# START OF DATA PROVIDED

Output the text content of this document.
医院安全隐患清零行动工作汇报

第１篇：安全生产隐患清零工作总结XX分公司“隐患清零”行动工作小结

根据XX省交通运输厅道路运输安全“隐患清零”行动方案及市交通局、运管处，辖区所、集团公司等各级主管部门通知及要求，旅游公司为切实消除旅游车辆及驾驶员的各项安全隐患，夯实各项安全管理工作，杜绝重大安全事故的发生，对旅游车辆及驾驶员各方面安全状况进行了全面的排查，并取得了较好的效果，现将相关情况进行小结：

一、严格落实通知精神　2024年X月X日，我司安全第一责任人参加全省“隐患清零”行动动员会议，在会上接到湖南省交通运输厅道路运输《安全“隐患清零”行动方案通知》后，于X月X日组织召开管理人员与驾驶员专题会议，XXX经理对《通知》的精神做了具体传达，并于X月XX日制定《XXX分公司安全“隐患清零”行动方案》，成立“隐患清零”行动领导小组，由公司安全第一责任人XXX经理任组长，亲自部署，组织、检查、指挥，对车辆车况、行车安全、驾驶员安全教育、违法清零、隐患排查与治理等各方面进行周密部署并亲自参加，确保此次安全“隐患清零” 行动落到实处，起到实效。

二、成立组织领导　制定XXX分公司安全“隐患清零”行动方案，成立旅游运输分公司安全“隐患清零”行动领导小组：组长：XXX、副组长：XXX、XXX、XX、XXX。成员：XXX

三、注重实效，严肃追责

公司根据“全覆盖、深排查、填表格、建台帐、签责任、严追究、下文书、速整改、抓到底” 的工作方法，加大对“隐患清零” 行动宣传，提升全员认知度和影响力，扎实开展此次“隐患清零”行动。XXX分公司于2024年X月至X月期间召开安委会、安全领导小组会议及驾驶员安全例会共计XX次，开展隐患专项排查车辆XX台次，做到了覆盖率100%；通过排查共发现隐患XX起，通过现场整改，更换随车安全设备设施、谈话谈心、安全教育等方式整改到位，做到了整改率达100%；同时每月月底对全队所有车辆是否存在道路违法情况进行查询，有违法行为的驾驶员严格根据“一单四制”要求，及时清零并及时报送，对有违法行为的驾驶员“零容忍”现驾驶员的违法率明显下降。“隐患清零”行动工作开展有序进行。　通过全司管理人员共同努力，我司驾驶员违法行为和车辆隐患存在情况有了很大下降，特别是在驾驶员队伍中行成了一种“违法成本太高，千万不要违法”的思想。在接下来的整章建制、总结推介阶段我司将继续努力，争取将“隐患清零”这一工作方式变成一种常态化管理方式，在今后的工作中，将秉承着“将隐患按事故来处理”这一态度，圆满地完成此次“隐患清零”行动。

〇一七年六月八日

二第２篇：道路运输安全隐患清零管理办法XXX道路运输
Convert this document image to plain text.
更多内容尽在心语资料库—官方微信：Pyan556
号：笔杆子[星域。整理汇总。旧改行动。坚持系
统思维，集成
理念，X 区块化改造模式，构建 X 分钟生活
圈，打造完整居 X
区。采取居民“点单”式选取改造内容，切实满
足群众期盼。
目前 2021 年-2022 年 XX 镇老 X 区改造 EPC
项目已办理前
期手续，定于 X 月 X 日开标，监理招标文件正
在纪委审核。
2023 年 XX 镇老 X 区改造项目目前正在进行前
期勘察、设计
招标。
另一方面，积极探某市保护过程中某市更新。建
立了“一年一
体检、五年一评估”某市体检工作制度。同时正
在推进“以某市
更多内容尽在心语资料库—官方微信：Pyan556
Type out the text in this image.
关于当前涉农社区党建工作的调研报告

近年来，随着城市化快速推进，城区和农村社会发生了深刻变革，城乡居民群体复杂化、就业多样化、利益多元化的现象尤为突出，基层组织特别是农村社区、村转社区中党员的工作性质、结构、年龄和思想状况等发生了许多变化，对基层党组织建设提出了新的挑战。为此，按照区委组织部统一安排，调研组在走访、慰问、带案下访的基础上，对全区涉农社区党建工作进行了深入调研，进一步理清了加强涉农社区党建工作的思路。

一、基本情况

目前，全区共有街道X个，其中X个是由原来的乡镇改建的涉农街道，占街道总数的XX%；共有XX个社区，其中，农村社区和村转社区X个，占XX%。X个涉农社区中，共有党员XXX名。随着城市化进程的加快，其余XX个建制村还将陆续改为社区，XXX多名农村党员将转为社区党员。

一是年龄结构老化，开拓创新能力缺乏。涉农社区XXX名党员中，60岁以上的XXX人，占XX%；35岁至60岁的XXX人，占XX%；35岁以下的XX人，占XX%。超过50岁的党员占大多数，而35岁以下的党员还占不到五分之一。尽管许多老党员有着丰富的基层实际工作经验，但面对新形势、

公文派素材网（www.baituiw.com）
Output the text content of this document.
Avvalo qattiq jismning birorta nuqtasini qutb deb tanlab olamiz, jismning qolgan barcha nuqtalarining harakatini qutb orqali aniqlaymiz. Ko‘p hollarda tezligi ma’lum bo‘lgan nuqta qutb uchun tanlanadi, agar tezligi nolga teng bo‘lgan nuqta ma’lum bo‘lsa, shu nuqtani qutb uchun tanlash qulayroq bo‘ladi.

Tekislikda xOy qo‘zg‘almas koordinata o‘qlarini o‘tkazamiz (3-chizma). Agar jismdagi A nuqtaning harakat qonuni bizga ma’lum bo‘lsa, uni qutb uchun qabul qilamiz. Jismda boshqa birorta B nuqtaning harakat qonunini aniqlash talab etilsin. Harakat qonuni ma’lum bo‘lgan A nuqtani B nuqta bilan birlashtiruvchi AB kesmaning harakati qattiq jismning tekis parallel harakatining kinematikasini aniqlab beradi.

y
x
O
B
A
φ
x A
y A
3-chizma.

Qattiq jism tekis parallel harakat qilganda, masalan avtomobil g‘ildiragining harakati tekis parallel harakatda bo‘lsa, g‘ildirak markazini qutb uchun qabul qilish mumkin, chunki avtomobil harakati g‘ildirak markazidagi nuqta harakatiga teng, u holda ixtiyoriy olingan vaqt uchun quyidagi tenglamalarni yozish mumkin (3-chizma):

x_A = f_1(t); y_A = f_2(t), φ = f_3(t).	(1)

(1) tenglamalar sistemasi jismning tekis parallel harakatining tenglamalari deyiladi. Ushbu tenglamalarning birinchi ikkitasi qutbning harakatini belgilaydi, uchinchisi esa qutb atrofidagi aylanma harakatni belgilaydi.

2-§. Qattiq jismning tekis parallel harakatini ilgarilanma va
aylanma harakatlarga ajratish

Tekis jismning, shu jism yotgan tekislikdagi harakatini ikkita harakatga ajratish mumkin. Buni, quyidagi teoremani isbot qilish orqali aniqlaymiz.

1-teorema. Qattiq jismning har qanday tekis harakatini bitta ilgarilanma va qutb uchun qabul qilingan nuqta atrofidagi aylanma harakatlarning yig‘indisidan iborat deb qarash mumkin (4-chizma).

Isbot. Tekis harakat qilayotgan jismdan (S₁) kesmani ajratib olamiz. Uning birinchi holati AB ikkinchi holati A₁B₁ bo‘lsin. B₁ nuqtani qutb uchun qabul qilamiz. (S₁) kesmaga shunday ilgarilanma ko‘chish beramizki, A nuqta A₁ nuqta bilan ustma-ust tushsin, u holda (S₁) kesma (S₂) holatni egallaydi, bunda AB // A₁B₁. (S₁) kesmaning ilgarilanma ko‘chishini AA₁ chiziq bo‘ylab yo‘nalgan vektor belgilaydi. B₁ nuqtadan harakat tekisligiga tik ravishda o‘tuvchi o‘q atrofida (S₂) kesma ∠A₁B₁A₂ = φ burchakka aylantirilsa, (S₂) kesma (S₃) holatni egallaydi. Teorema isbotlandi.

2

# END OF DATA PROVIDED

SHORT TASK
Return the lines above exactly, keeping every word.

OUTPUT OF THE EXERCISE
Output the text content of this document.
医院安全隐患清零行动工作汇报

第１篇：安全生产隐患清零工作总结XX分公司“隐患清零”行动工作小结

根据XX省交通运输厅道路运输安全“隐患清零”行动方案及市交通局、运管处，辖区所、集团公司等各级主管部门通知及要求，旅游公司为切实消除旅游车辆及驾驶员的各项安全隐患，夯实各项安全管理工作，杜绝重大安全事故的发生，对旅游车辆及驾驶员各方面安全状况进行了全面的排查，并取得了较好的效果，现将相关情况进行小结：

一、严格落实通知精神　2024年X月X日，我司安全第一责任人参加全省“隐患清零”行动动员会议，在会上接到湖南省交通运输厅道路运输《安全“隐患清零”行动方案通知》后，于X月X日组织召开管理人员与驾驶员专题会议，XXX经理对《通知》的精神做了具体传达，并于X月XX日制定《XXX分公司安全“隐患清零”行动方案》，成立“隐患清零”行动领导小组，由公司安全第一责任人XXX经理任组长，亲自部署，组织、检查、指挥，对车辆车况、行车安全、驾驶员安全教育、违法清零、隐患排查与治理等各方面进行周密部署并亲自参加，确保此次安全“隐患清零” 行动落到实处，起到实效。

二、成立组织领导　制定XXX分公司安全“隐患清零”行动方案，成立旅游运输分公司安全“隐患清零”行动领导小组：组长：XXX、副组长：XXX、XXX、XX、XXX。成员：XXX

三、注重实效，严肃追责

公司根据“全覆盖、深排查、填表格、建台帐、签责任、严追究、下文书、速整改、抓到底” 的工作方法，加大对“隐患清零” 行动宣传，提升全员认知度和影响力，扎实开展此次“隐患清零”行动。XXX分公司于2024年X月至X月期间召开安委会、安全领导小组会议及驾驶员安全例会共计XX次，开展隐患专项排查车辆XX台次，做到了覆盖率100%；通过排查共发现隐患XX起，通过现场整改，更换随车安全设备设施、谈话谈心、安全教育等方式整改到位，做到了整改率达100%；同时每月月底对全队所有车辆是否存在道路违法情况进行查询，有违法行为的驾驶员严格根据“一单四制”要求，及时清零并及时报送，对有违法行为的驾驶员“零容忍”现驾驶员的违法率明显下降。“隐患清零”行动工作开展有序进行。　通过全司管理人员共同努力，我司驾驶员违法行为和车辆隐患存在情况有了很大下降，特别是在驾驶员队伍中行成了一种“违法成本太高，千万不要违法”的思想。在接下来的整章建制、总结推介阶段我司将继续努力，争取将“隐患清零”这一工作方式变成一种常态化管理方式，在今后的工作中，将秉承着“将隐患按事故来处理”这一态度，圆满地完成此次“隐患清零”行动。

〇一七年六月八日

二第２篇：道路运输安全隐患清零管理办法XXX道路运输
Convert this document image to plain text.
更多内容尽在心语资料库—官方微信：Pyan556
号：笔杆子[星域。整理汇总。旧改行动。坚持系
统思维，集成
理念，X 区块化改造模式，构建 X 分钟生活
圈，打造完整居 X
区。采取居民“点单”式选取改造内容，切实满
足群众期盼。
目前 2021 年-2022 年 XX 镇老 X 区改造 EPC
项目已办理前
期手续，定于 X 月 X 日开标，监理招标文件正
在纪委审核。
2023 年 XX 镇老 X 区改造项目目前正在进行前
期勘察、设计
招标。
另一方面，积极探某市保护过程中某市更新。建
立了“一年一
体检、五年一评估”某市体检工作制度。同时正
在推进“以某市
更多内容尽在心语资料库—官方微信：Pyan556
Type out the text in this image.
关于当前涉农社区党建工作的调研报告

近年来，随着城市化快速推进，城区和农村社会发生了深刻变革，城乡居民群体复杂化、就业多样化、利益多元化的现象尤为突出，基层组织特别是农村社区、村转社区中党员的工作性质、结构、年龄和思想状况等发生了许多变化，对基层党组织建设提出了新的挑战。为此，按照区委组织部统一安排，调研组在走访、慰问、带案下访的基础上，对全区涉农社区党建工作进行了深入调研，进一步理清了加强涉农社区党建工作的思路。

一、基本情况

目前，全区共有街道X个，其中X个是由原来的乡镇改建的涉农街道，占街道总数的XX%；共有XX个社区，其中，农村社区和村转社区X个，占XX%。X个涉农社区中，共有党员XXX名。随着城市化进程的加快，其余XX个建制村还将陆续改为社区，XXX多名农村党员将转为社区党员。

一是年龄结构老化，开拓创新能力缺乏。涉农社区XXX名党员中，60岁以上的XXX人，占XX%；35岁至60岁的XXX人，占XX%；35岁以下的XX人，占XX%。超过50岁的党员占大多数，而35岁以下的党员还占不到五分之一。尽管许多老党员有着丰富的基层实际工作经验，但面对新形势、

公文派素材网（www.baituiw.com）
Output the text content of this document.
Avvalo qattiq jismning birorta nuqtasini qutb deb tanlab olamiz, jismning qolgan barcha nuqtalarining harakatini qutb orqali aniqlaymiz. Ko‘p hollarda tezligi ma’lum bo‘lgan nuqta qutb uchun tanlanadi, agar tezligi nolga teng bo‘lgan nuqta ma’lum bo‘lsa, shu nuqtani qutb uchun tanlash qulayroq bo‘ladi.

Tekislikda xOy qo‘zg‘almas koordinata o‘qlarini o‘tkazamiz (3-chizma). Agar jismdagi A nuqtaning harakat qonuni bizga ma’lum bo‘lsa, uni qutb uchun qabul qilamiz. Jismda boshqa birorta B nuqtaning harakat qonunini aniqlash talab etilsin. Harakat qonuni ma’lum bo‘lgan A nuqtani B nuqta bilan birlashtiruvchi AB kesmaning harakati qattiq jismning tekis parallel harakatining kinematikasini aniqlab beradi.

y
x
O
B
A
φ
x A
y A
3-chizma.

Qattiq jism tekis parallel harakat qilganda, masalan avtomobil g‘ildiragining harakati tekis parallel harakatda bo‘lsa, g‘ildirak markazini qutb uchun qabul qilish mumkin, chunki avtomobil harakati g‘ildirak markazidagi nuqta harakatiga teng, u holda ixtiyoriy olingan vaqt uchun quyidagi tenglamalarni yozish mumkin (3-chizma):

x_A = f_1(t); y_A = f_2(t), φ = f_3(t).	(1)

(1) tenglamalar sistemasi jismning tekis parallel harakatining tenglamalari deyiladi. Ushbu tenglamalarning birinchi ikkitasi qutbning harakatini belgilaydi, uchinchisi esa qutb atrofidagi aylanma harakatni belgilaydi.

2-§. Qattiq jismning tekis parallel harakatini ilgarilanma va
aylanma harakatlarga ajratish

Tekis jismning, shu jism yotgan tekislikdagi harakatini ikkita harakatga ajratish mumkin. Buni, quyidagi teoremani isbot qilish orqali aniqlaymiz.

1-teorema. Qattiq jismning har qanday tekis harakatini bitta ilgarilanma va qutb uchun qabul qilingan nuqta atrofidagi aylanma harakatlarning yig‘indisidan iborat deb qarash mumkin (4-chizma).

Isbot. Tekis harakat qilayotgan jismdan (S₁) kesmani ajratib olamiz. Uning birinchi holati AB ikkinchi holati A₁B₁ bo‘lsin. B₁ nuqtani qutb uchun qabul qilamiz. (S₁) kesmaga shunday ilgarilanma ko‘chish beramizki, A nuqta A₁ nuqta bilan ustma-ust tushsin, u holda (S₁) kesma (S₂) holatni egallaydi, bunda AB // A₁B₁. (S₁) kesmaning ilgarilanma ko‘chishini AA₁ chiziq bo‘ylab yo‘nalgan vektor belgilaydi. B₁ nuqtadan harakat tekisligiga tik ravishda o‘tuvchi o‘q atrofida (S₂) kesma ∠A₁B₁A₂ = φ burchakka aylantirilsa, (S₂) kesma (S₃) holatni egallaydi. Teorema isbotlandi.

2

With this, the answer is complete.